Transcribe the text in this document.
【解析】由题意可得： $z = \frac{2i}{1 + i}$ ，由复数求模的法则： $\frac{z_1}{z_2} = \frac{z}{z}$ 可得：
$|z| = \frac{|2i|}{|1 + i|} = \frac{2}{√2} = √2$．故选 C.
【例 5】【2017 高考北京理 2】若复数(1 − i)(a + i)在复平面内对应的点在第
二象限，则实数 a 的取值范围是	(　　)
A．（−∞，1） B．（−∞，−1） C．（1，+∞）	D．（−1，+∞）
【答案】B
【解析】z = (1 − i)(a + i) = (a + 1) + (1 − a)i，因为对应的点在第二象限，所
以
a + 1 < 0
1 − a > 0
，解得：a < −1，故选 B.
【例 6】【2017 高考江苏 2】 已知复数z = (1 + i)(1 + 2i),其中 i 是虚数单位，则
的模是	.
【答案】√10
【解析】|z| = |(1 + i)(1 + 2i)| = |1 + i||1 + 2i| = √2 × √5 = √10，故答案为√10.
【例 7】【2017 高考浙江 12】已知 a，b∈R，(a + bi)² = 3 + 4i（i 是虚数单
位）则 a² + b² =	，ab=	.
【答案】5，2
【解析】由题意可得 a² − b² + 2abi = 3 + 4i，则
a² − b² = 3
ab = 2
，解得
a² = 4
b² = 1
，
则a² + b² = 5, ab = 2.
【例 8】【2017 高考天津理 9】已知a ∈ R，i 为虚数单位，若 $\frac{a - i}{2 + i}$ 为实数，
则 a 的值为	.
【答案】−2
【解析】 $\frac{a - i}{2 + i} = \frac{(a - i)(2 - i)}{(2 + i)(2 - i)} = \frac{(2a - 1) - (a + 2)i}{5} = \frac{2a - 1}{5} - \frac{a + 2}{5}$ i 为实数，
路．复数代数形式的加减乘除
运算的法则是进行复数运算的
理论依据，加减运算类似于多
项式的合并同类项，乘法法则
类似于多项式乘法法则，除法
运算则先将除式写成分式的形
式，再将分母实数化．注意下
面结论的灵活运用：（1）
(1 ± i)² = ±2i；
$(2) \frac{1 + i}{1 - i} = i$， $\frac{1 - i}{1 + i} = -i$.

# # # #

### Given task
Every record above should be output exactly.

### Result
Transcribe the text in this document.
【解析】由题意可得： $z = \frac{2i}{1 + i}$ ，由复数求模的法则： $\frac{z_1}{z_2} = \frac{z}{z}$ 可得：
$|z| = \frac{|2i|}{|1 + i|} = \frac{2}{√2} = √2$．故选 C.
【例 5】【2017 高考北京理 2】若复数(1 − i)(a + i)在复平面内对应的点在第
二象限，则实数 a 的取值范围是	(　　)
A．（−∞，1） B．（−∞，−1） C．（1，+∞）	D．（−1，+∞）
【答案】B
【解析】z = (1 − i)(a + i) = (a + 1) + (1 − a)i，因为对应的点在第二象限，所
以
a + 1 < 0
1 − a > 0
，解得：a < −1，故选 B.
【例 6】【2017 高考江苏 2】 已知复数z = (1 + i)(1 + 2i),其中 i 是虚数单位，则
的模是	.
【答案】√10
【解析】|z| = |(1 + i)(1 + 2i)| = |1 + i||1 + 2i| = √2 × √5 = √10，故答案为√10.
【例 7】【2017 高考浙江 12】已知 a，b∈R，(a + bi)² = 3 + 4i（i 是虚数单
位）则 a² + b² =	，ab=	.
【答案】5，2
【解析】由题意可得 a² − b² + 2abi = 3 + 4i，则
a² − b² = 3
ab = 2
，解得
a² = 4
b² = 1
，
则a² + b² = 5, ab = 2.
【例 8】【2017 高考天津理 9】已知a ∈ R，i 为虚数单位，若 $\frac{a - i}{2 + i}$ 为实数，
则 a 的值为	.
【答案】−2
【解析】 $\frac{a - i}{2 + i} = \frac{(a - i)(2 - i)}{(2 + i)(2 - i)} = \frac{(2a - 1) - (a + 2)i}{5} = \frac{2a - 1}{5} - \frac{a + 2}{5}$ i 为实数，
路．复数代数形式的加减乘除
运算的法则是进行复数运算的
理论依据，加减运算类似于多
项式的合并同类项，乘法法则
类似于多项式乘法法则，除法
运算则先将除式写成分式的形
式，再将分母实数化．注意下
面结论的灵活运用：（1）
(1 ± i)² = ±2i；
$(2) \frac{1 + i}{1 - i} = i$， $\frac{1 - i}{1 + i} = -i$.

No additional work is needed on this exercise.